* EXERCISE BRIEF
What is the number of lines in the entries below that include the word "Toyota"? Provide the number only.
##### STORED DATA #####
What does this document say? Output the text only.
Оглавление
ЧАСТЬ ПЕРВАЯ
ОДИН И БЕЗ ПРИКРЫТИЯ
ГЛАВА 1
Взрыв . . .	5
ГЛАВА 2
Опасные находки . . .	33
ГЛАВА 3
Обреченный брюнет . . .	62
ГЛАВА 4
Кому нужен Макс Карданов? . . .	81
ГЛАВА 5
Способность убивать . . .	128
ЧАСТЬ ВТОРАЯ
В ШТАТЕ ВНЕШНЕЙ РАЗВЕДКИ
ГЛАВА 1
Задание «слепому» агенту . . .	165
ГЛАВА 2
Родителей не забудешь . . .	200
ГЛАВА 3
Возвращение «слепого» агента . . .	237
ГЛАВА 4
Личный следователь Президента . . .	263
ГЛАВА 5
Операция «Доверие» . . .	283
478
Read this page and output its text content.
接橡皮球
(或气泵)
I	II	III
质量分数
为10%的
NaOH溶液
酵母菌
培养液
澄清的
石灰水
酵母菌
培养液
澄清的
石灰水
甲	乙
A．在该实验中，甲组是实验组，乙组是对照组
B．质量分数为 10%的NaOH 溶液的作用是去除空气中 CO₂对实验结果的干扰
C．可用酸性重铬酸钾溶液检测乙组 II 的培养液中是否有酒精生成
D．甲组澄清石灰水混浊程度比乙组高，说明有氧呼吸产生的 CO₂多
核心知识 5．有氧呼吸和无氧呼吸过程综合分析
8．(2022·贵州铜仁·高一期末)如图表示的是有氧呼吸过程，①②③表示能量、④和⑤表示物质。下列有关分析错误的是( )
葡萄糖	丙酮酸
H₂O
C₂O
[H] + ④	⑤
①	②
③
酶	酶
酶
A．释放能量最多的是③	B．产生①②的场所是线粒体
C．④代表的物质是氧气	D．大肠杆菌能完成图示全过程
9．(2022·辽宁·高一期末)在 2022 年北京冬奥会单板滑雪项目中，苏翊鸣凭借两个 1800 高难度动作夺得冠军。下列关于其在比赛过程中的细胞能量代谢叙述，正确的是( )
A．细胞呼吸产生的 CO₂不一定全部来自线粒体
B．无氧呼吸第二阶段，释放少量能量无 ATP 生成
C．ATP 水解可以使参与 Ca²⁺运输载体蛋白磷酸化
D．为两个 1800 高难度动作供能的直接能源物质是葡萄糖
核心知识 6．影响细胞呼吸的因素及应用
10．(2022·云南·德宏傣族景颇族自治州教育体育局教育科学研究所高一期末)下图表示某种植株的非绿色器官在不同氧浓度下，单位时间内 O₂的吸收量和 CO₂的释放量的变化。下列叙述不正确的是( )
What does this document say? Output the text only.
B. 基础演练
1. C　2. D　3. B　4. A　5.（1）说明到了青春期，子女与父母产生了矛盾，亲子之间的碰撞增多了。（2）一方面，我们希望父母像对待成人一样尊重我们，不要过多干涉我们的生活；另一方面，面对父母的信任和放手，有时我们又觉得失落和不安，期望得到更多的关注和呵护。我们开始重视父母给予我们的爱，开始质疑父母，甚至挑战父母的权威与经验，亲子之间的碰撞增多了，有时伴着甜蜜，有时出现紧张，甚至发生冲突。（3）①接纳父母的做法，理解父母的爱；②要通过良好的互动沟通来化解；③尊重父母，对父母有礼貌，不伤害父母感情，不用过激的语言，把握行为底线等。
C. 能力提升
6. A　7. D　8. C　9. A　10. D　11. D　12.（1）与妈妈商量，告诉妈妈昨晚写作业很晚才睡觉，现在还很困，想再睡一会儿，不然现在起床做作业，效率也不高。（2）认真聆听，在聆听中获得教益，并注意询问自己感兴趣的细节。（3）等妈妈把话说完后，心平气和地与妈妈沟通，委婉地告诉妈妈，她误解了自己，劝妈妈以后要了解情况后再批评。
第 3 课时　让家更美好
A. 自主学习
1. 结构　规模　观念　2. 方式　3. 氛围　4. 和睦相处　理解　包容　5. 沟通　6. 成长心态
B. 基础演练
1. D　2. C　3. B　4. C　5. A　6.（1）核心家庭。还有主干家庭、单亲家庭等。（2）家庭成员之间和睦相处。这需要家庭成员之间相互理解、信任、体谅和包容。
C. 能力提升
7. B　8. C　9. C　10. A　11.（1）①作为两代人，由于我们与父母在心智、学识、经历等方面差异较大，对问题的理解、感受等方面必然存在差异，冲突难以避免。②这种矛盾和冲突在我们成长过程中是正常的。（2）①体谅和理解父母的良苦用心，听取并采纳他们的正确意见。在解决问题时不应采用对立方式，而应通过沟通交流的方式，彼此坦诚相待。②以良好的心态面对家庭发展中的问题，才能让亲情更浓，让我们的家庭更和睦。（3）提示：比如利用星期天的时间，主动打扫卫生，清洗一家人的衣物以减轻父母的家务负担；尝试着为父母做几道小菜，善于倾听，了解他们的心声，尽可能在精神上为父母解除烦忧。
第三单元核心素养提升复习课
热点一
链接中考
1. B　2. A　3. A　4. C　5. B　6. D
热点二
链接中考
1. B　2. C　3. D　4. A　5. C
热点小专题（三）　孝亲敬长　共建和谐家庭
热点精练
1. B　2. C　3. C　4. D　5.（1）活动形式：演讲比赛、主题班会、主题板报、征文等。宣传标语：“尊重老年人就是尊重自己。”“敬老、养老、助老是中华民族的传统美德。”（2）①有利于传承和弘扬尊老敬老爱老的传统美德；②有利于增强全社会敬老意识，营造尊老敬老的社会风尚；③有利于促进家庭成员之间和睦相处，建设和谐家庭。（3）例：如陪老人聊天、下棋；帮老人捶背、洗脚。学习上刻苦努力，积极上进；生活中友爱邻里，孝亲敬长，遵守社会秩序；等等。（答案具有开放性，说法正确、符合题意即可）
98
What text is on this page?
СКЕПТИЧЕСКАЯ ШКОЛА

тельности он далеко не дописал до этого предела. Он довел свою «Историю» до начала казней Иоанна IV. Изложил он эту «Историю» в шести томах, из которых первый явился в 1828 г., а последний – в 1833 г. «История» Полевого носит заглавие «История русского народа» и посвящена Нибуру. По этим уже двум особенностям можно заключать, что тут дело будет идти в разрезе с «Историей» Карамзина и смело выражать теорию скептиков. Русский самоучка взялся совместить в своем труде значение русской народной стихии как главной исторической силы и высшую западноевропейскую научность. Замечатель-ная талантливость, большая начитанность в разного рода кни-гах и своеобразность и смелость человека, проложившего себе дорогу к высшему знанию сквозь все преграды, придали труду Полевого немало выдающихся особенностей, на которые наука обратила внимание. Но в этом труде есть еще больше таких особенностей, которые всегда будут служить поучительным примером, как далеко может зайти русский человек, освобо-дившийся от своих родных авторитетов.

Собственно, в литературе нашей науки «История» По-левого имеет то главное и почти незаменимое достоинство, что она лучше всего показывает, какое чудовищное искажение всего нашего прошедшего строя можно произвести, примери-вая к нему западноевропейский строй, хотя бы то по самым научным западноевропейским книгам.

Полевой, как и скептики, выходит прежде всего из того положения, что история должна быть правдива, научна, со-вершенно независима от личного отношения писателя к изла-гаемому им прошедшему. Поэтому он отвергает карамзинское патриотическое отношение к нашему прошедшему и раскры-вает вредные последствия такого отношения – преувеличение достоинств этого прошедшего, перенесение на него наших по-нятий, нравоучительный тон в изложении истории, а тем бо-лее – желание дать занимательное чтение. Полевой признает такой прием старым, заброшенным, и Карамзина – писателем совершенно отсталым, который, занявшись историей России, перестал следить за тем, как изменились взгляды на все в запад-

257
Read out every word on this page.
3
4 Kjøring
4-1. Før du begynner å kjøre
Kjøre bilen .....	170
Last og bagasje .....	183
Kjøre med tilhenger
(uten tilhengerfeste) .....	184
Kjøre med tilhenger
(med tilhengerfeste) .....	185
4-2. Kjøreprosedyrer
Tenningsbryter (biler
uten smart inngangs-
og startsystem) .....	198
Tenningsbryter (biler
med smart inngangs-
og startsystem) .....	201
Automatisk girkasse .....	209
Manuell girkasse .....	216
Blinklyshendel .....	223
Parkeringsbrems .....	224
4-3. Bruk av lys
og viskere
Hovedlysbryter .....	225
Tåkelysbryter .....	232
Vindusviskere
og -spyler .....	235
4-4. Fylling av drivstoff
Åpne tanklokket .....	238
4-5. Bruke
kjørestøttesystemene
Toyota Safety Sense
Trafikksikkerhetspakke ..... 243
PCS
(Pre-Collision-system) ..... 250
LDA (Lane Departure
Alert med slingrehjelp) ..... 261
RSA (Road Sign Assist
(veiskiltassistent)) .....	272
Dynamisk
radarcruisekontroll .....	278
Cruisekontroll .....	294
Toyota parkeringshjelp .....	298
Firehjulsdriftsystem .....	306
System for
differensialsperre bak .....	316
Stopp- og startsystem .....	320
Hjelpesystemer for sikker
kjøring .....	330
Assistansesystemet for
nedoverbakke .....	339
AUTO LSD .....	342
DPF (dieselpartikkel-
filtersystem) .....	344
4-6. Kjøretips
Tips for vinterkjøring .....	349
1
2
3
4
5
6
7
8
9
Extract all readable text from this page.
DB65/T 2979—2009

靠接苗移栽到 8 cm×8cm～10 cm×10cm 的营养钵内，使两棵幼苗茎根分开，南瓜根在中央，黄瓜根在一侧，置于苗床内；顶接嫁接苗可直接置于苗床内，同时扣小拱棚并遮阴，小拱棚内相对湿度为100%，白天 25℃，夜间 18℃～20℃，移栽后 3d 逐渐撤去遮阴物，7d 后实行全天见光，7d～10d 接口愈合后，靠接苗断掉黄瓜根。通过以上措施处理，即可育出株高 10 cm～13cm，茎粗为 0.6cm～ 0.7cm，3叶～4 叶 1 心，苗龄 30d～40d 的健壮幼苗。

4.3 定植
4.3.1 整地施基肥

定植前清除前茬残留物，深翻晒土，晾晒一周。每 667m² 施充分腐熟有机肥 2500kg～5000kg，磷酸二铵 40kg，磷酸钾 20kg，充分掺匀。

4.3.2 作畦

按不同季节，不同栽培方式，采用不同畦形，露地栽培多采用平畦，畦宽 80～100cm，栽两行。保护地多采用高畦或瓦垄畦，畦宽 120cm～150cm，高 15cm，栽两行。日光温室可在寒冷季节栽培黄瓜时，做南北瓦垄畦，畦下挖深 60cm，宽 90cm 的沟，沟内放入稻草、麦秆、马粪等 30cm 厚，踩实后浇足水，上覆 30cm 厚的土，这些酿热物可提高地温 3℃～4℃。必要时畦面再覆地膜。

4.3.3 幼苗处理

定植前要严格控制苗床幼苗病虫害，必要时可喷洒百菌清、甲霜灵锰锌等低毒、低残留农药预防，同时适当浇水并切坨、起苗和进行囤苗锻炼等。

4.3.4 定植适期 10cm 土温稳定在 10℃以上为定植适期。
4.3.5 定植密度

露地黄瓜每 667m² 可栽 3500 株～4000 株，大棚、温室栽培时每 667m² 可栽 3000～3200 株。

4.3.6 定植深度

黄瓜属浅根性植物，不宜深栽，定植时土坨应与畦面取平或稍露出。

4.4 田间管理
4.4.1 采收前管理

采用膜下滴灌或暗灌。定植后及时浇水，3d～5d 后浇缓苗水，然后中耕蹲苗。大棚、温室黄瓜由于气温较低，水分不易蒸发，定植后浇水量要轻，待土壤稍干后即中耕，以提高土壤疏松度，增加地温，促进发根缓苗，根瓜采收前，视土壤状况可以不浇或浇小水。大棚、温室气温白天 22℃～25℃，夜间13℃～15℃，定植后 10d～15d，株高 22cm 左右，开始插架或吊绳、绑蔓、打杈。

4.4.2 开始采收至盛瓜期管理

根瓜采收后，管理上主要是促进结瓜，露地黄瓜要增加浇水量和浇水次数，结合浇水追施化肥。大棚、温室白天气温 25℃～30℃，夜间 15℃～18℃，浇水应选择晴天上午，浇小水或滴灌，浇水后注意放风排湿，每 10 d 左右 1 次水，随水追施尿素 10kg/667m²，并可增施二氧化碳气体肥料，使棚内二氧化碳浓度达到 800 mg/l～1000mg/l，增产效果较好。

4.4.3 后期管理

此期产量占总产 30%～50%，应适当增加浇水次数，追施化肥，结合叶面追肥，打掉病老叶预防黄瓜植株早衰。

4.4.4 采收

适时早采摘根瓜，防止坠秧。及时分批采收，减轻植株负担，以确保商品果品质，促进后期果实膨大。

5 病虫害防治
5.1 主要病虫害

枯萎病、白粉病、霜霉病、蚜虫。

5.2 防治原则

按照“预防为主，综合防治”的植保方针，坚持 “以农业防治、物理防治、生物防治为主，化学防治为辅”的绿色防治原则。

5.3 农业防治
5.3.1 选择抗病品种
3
#####
* WRITTEN ANSWER
2